### Page text
So now we're ready to ask for user input! Let's give it a go:

In [174]:
request = raw_input("Enter the name whose ethnicity and gender you want to know: ")
print('The name whose race you want to know is:', request)

Enter the name whose ethnicity and gender you want to know: daniel
The name whose race you want to know is: daniel


In [175]:
name=[]
name.append(request)
print (name)
X=[]
trunc_name = [i[0:maxlen] for i in name]
for i in trunc_name:
    tmp = [set_flag(char_index[j]) for j in str(i)]
    for k in range(0,maxlen - len(str(i))):
        tmp.append(set_flag(char_index["END"]))
    X.append(tmp)
pred_ethnicity=model_ethnicity.predict(np.asarray(X))
print (pred_ethnicity)
if pred_ethnicity[0,0] > pred_ethnicity[0,1] and pred_ethnicity[0,0] > pred_ethnicity[0,2]:
    print ("White")
elif pred_ethnicity[0,1] > pred_ethnicity[0,0] and pred_ethnicity[0,1] > pred_ethnicity[0,2]:
    print ("Black")
elif pred_ethnicity[0,2] > pred_ethnicity[0,0] and pred_ethnicity[0,2] > pred_ethnicity[0,1]:
    print ("Hispanic")
    
pred_gender=model_gender.predict(np.asarray(X))
print (pred_gender)
if pred_gender[0,0] > 0.5:
    print ("Male")
else:
    print ("Female")

['daniel']
[[0.7436051  0.15517457 0.10122035]]
white
[[0.988057   0.01194294]]
Male


Have run a few tests and seems to work quite well. As I mentioned above I could now look at adapting the architecture for the ethnicity model to see if I can get the accuracy higher. But it seems to give good results as it is so let's leave it for now (can discuss this when we meet if you like).

### Records
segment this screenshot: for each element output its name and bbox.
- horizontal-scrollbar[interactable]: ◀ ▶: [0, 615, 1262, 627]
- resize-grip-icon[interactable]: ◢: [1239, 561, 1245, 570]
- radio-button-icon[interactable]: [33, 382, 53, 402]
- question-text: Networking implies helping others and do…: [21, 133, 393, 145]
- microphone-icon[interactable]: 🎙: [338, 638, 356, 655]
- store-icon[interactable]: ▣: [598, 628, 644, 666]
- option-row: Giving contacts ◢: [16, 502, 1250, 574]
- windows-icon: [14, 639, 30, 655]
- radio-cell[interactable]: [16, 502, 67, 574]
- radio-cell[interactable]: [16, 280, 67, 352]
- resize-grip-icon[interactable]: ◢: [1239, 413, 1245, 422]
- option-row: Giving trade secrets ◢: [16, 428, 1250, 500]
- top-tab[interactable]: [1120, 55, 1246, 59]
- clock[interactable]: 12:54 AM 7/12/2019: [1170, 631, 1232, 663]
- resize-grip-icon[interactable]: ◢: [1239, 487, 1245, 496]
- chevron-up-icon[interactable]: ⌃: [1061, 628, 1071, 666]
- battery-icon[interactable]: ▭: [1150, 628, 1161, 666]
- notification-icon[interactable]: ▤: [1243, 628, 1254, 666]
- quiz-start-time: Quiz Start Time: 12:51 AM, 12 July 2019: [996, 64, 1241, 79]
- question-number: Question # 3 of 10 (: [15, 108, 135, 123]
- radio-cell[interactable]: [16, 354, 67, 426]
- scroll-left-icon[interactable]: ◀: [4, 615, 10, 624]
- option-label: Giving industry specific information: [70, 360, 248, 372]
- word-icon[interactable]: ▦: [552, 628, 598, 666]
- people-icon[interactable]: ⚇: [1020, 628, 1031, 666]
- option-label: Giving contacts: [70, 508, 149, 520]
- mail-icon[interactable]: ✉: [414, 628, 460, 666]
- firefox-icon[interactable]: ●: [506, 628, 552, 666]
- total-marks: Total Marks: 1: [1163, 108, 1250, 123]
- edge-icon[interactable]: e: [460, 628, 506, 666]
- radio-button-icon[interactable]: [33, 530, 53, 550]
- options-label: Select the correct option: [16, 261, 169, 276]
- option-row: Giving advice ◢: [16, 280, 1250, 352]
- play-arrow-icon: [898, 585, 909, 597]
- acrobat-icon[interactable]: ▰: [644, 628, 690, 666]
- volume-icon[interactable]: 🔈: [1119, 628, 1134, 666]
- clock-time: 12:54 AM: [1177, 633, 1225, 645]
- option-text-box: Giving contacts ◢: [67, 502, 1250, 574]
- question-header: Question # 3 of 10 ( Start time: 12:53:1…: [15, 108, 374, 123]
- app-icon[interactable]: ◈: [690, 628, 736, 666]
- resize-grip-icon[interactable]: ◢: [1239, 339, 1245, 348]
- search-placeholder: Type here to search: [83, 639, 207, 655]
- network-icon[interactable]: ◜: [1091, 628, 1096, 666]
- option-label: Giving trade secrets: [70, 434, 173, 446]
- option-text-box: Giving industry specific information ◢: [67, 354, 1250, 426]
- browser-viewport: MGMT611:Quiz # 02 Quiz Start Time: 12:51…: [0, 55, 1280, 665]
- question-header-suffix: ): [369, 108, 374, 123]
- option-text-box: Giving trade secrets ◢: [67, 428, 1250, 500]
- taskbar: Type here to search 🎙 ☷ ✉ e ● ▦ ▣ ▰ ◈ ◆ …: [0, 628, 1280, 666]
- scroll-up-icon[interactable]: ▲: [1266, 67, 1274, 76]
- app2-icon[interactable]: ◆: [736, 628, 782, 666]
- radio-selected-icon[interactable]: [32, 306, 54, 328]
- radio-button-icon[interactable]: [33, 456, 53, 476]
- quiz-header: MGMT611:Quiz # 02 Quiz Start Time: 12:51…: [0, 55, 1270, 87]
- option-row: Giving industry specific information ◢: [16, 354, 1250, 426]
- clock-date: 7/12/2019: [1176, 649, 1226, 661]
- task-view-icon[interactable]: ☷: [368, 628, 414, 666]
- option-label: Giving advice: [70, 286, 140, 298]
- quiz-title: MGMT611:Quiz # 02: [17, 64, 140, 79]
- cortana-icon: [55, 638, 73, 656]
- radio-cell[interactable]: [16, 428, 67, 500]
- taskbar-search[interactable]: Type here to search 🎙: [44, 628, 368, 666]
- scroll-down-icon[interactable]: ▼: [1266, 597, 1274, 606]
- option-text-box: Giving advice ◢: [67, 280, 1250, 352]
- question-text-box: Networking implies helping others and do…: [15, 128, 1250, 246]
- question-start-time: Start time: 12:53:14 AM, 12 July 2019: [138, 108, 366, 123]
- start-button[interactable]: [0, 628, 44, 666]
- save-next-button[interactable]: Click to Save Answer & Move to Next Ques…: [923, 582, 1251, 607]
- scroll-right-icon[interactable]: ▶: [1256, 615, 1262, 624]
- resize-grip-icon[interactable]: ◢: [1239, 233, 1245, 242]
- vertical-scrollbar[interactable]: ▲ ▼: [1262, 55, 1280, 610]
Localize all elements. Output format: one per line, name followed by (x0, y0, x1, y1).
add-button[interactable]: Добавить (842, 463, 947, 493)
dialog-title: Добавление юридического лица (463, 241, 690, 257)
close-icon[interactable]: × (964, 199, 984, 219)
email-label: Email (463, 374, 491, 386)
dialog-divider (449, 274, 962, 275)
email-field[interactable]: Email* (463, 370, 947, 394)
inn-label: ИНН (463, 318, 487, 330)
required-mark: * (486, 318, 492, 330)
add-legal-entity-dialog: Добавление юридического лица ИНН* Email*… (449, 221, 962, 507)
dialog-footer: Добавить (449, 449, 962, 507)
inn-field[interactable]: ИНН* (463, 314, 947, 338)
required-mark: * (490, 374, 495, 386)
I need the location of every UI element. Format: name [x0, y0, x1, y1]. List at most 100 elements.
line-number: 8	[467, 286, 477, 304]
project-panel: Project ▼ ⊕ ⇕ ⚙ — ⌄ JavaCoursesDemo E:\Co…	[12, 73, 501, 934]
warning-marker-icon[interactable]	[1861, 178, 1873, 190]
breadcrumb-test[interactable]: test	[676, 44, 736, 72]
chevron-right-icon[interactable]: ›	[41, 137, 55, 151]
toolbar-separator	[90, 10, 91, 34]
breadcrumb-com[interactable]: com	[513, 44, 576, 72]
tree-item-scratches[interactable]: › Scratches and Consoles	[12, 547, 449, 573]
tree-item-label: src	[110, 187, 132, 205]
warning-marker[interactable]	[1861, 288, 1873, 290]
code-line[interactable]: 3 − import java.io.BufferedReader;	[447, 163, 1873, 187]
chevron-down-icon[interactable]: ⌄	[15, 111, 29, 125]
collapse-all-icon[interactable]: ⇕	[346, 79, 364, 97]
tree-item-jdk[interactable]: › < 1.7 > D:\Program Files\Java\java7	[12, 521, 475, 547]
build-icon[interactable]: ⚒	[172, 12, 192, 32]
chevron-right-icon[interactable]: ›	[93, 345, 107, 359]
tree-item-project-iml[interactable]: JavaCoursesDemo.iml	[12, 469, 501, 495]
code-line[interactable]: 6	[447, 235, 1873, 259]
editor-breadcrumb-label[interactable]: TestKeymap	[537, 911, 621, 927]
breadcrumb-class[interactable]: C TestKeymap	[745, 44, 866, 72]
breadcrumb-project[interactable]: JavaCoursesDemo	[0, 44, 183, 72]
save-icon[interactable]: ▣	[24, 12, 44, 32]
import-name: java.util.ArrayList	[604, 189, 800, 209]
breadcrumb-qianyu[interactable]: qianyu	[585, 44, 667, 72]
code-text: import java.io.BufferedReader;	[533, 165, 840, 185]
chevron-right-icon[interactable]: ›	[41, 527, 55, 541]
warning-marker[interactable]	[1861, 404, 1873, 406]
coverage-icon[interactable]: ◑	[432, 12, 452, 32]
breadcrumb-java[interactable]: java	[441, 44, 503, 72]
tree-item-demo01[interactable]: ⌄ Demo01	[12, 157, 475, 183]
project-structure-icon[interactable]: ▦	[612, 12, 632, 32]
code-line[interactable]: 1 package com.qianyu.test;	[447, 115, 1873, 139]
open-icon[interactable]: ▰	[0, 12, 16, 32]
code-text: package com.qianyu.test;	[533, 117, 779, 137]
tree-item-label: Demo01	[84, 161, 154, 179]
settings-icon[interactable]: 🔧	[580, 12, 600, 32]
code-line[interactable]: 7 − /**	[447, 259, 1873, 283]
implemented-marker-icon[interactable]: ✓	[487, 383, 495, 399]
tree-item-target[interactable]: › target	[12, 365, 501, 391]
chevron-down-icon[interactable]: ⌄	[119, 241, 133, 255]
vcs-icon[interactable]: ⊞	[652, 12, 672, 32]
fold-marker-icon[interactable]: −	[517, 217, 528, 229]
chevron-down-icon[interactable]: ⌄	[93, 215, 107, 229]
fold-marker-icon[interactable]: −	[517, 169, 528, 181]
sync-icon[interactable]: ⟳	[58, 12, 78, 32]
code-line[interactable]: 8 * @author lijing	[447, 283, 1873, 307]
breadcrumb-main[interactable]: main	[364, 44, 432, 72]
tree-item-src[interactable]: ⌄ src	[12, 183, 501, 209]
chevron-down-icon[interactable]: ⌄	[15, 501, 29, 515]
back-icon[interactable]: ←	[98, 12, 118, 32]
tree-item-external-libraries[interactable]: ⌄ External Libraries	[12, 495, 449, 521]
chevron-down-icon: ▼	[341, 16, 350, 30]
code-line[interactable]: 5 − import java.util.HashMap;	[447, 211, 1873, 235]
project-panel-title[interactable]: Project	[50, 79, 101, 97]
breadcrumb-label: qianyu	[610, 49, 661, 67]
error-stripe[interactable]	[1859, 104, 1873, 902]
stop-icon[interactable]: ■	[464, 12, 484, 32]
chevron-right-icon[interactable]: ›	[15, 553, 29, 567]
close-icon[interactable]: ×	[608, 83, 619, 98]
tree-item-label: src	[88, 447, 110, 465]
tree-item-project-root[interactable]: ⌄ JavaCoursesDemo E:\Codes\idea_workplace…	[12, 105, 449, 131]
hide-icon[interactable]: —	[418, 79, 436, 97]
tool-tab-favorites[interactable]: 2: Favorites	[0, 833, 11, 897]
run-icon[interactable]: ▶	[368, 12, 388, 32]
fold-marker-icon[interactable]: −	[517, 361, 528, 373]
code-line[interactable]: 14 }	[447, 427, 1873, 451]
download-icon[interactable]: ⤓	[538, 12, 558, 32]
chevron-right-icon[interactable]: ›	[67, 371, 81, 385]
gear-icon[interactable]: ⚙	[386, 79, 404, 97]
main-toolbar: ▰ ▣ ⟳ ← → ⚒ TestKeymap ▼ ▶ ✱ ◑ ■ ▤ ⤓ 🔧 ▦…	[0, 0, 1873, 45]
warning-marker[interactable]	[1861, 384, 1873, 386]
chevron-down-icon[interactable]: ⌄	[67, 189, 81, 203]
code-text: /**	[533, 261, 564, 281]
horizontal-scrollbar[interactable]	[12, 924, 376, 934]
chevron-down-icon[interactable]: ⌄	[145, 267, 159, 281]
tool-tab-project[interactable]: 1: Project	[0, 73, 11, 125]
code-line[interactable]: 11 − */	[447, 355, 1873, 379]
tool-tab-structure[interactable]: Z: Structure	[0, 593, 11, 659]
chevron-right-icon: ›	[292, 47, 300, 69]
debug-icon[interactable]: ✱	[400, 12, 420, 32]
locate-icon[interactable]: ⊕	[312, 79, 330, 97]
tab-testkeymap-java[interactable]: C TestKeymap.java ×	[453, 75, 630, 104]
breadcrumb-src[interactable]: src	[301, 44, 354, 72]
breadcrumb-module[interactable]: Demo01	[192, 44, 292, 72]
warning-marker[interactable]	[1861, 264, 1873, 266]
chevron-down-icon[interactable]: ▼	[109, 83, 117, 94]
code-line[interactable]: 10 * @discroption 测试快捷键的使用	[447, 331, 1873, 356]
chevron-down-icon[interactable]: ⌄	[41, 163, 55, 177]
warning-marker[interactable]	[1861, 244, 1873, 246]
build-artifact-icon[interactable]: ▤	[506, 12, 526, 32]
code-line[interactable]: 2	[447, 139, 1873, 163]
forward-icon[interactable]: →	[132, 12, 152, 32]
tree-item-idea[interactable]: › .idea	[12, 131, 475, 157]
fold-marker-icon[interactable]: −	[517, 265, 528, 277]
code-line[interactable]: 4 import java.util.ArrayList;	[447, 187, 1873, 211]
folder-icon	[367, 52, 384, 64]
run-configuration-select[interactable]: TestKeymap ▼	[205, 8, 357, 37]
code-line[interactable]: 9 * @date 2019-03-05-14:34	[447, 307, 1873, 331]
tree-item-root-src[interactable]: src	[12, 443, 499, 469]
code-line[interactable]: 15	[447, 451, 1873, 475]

### Assignment
Say whether each statement agrees with the page text, answering yes or no and quoting the deciding words exactly. 1. The program prompts the user to type in a name. 2. When the first value of the gender prediction is greater than 0.5, the program prints "Female". 3. The writer has already changed the architecture of the ethnicity model to raise its accuracy. The material placed after the page text is separate from it.

### Task response
1. Yes: "Enter the name whose ethnicity and gender you want to know: "
2. No: "if pred_gender[0,0] > 0.5:" followed by "print ("Male")"
3. No: "But it seems to give good results as it is so let's leave it for now"